## TASK STATEMENT
Update the lines below so that each "time-label" becomes "date-label", with nothing else changed. Leave the pictures out of your answer.

··· DATA TO PROCESS

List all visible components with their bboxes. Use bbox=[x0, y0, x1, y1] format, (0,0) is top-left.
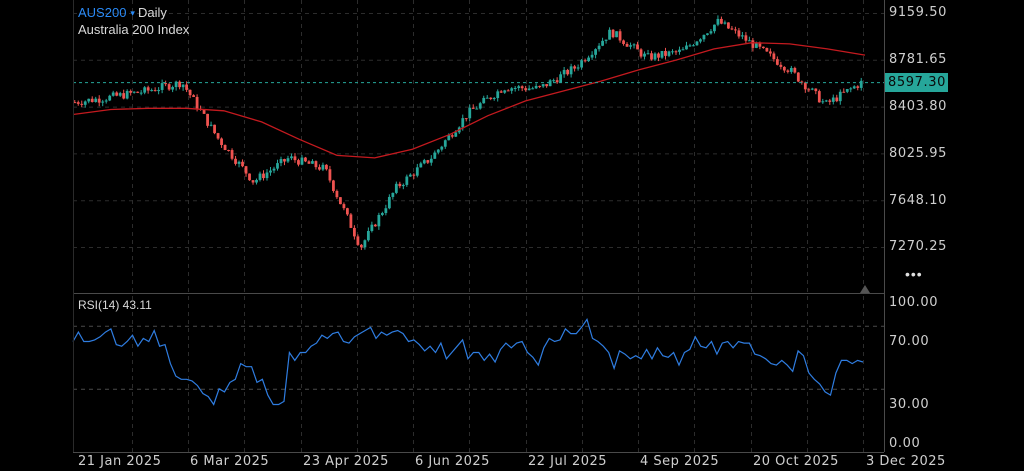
grid-lines bbox=[73, 0, 884, 452]
timeframe-selector[interactable]: Daily bbox=[137, 5, 167, 20]
time-label: 6 Mar 2025 bbox=[190, 454, 270, 469]
price-tick: 7270.25 bbox=[889, 239, 947, 254]
collapse-pane-triangle-icon[interactable] bbox=[860, 285, 870, 293]
time-label: 3 Dec 2025 bbox=[866, 454, 946, 469]
last-price-badge: 8597.30 bbox=[885, 73, 948, 92]
time-label: 22 Jul 2025 bbox=[528, 454, 608, 469]
rsi-indicator-label[interactable]: RSI(14) 43.11 bbox=[78, 298, 152, 312]
time-label: 20 Oct 2025 bbox=[753, 454, 839, 469]
time-label: 6 Jun 2025 bbox=[415, 454, 490, 469]
time-label: 23 Apr 2025 bbox=[303, 454, 389, 469]
price-tick: 8403.80 bbox=[889, 99, 947, 114]
price-tick: 7648.10 bbox=[889, 193, 947, 208]
symbol-selector[interactable]: AUS200 bbox=[78, 5, 127, 20]
chart-header: AUS200 ▾ Daily bbox=[78, 4, 167, 23]
time-label: 4 Sep 2025 bbox=[640, 454, 720, 469]
rsi-tick: 30.00 bbox=[889, 397, 930, 412]
price-tick: 8781.65 bbox=[889, 52, 947, 67]
rsi-line bbox=[72, 318, 864, 406]
instrument-description: Australia 200 Index bbox=[78, 22, 190, 37]
price-tick: 9159.50 bbox=[889, 5, 947, 20]
rsi-tick: 0.00 bbox=[889, 436, 921, 451]
chevron-down-icon[interactable]: ▾ bbox=[130, 8, 135, 18]
time-label: 21 Jan 2025 bbox=[78, 454, 162, 469]
rsi-tick: 100.00 bbox=[889, 295, 939, 310]
rsi-tick: 70.00 bbox=[889, 334, 930, 349]
price-tick: 8025.95 bbox=[889, 146, 947, 161]
moving-average-line bbox=[72, 42, 866, 159]
more-options-icon[interactable]: ••• bbox=[905, 266, 923, 282]
price-candles bbox=[73, 15, 863, 251]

······

## ANSWER
List all visible components with their bboxes. Use bbox=[x0, y0, x1, y1] format, (0,0) is top-left.
grid-lines bbox=[73, 0, 884, 452]
timeframe-selector[interactable]: Daily bbox=[137, 5, 167, 20]
date-label: 6 Mar 2025 bbox=[190, 454, 270, 469]
price-tick: 7270.25 bbox=[889, 239, 947, 254]
collapse-pane-triangle-icon[interactable] bbox=[860, 285, 870, 293]
date-label: 3 Dec 2025 bbox=[866, 454, 946, 469]
last-price-badge: 8597.30 bbox=[885, 73, 948, 92]
date-label: 22 Jul 2025 bbox=[528, 454, 608, 469]
rsi-indicator-label[interactable]: RSI(14) 43.11 bbox=[78, 298, 152, 312]
date-label: 20 Oct 2025 bbox=[753, 454, 839, 469]
date-label: 6 Jun 2025 bbox=[415, 454, 490, 469]
date-label: 23 Apr 2025 bbox=[303, 454, 389, 469]
price-tick: 8403.80 bbox=[889, 99, 947, 114]
price-tick: 7648.10 bbox=[889, 193, 947, 208]
symbol-selector[interactable]: AUS200 bbox=[78, 5, 127, 20]
chart-header: AUS200 ▾ Daily bbox=[78, 4, 167, 23]
date-label: 4 Sep 2025 bbox=[640, 454, 720, 469]
rsi-tick: 30.00 bbox=[889, 397, 930, 412]
price-tick: 8781.65 bbox=[889, 52, 947, 67]
rsi-line bbox=[72, 318, 864, 406]
instrument-description: Australia 200 Index bbox=[78, 22, 190, 37]
price-tick: 9159.50 bbox=[889, 5, 947, 20]
rsi-tick: 0.00 bbox=[889, 436, 921, 451]
chevron-down-icon[interactable]: ▾ bbox=[130, 8, 135, 18]
date-label: 21 Jan 2025 bbox=[78, 454, 162, 469]
rsi-tick: 100.00 bbox=[889, 295, 939, 310]
rsi-tick: 70.00 bbox=[889, 334, 930, 349]
price-tick: 8025.95 bbox=[889, 146, 947, 161]
moving-average-line bbox=[72, 42, 866, 159]
more-options-icon[interactable]: ••• bbox=[905, 266, 923, 282]
price-candles bbox=[73, 15, 863, 251]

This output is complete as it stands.